Written task:
Copy out the data exactly, leaving the pictures behind.

-- START --

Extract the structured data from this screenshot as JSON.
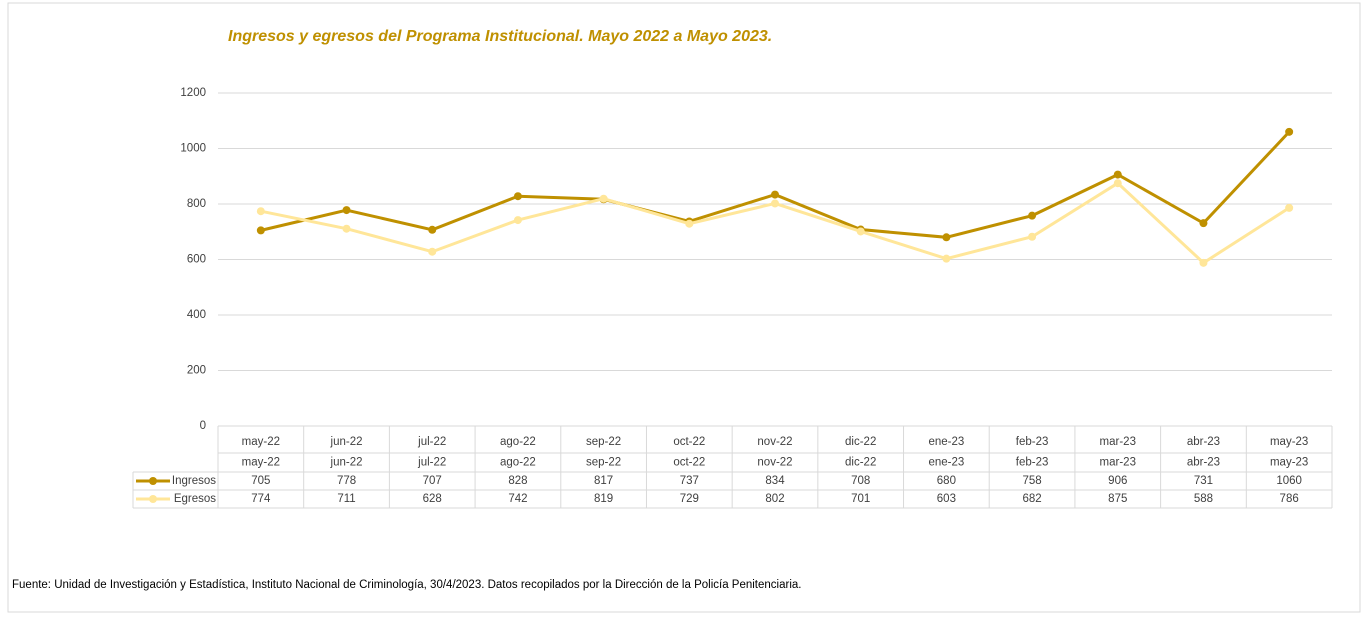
{
  "chart_data": {
    "type": "line",
    "title": "Ingresos y egresos del Programa Institucional.  Mayo 2022 a Mayo 2023.",
    "categories": [
      "may-22",
      "jun-22",
      "jul-22",
      "ago-22",
      "sep-22",
      "oct-22",
      "nov-22",
      "dic-22",
      "ene-23",
      "feb-23",
      "mar-23",
      "abr-23",
      "may-23"
    ],
    "series": [
      {
        "name": "Ingresos",
        "color": "#bf9000",
        "values": [
          705,
          778,
          707,
          828,
          817,
          737,
          834,
          708,
          680,
          758,
          906,
          731,
          1060
        ]
      },
      {
        "name": "Egresos",
        "color": "#ffe699",
        "values": [
          774,
          711,
          628,
          742,
          819,
          729,
          802,
          701,
          603,
          682,
          875,
          588,
          786
        ]
      }
    ],
    "ylim": [
      0,
      1200
    ],
    "yticks": [
      0,
      200,
      400,
      600,
      800,
      1000,
      1200
    ],
    "grid": true,
    "source": "Fuente: Unidad de Investigación y Estadística, Instituto Nacional de Criminología, 30/4/2023. Datos recopilados por la Dirección de la Policía Penitenciaria."
  }
}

-- END --

Exercise solution:
Extract the structured data from this screenshot as JSON.
{
  "chart_data": {
    "type": "line",
    "title": "Ingresos y egresos del Programa Institucional.  Mayo 2022 a Mayo 2023.",
    "categories": [
      "may-22",
      "jun-22",
      "jul-22",
      "ago-22",
      "sep-22",
      "oct-22",
      "nov-22",
      "dic-22",
      "ene-23",
      "feb-23",
      "mar-23",
      "abr-23",
      "may-23"
    ],
    "series": [
      {
        "name": "Ingresos",
        "color": "#bf9000",
        "values": [
          705,
          778,
          707,
          828,
          817,
          737,
          834,
          708,
          680,
          758,
          906,
          731,
          1060
        ]
      },
      {
        "name": "Egresos",
        "color": "#ffe699",
        "values": [
          774,
          711,
          628,
          742,
          819,
          729,
          802,
          701,
          603,
          682,
          875,
          588,
          786
        ]
      }
    ],
    "ylim": [
      0,
      1200
    ],
    "yticks": [
      0,
      200,
      400,
      600,
      800,
      1000,
      1200
    ],
    "grid": true,
    "source": "Fuente: Unidad de Investigación y Estadística, Instituto Nacional de Criminología, 30/4/2023. Datos recopilados por la Dirección de la Policía Penitenciaria."
  }
}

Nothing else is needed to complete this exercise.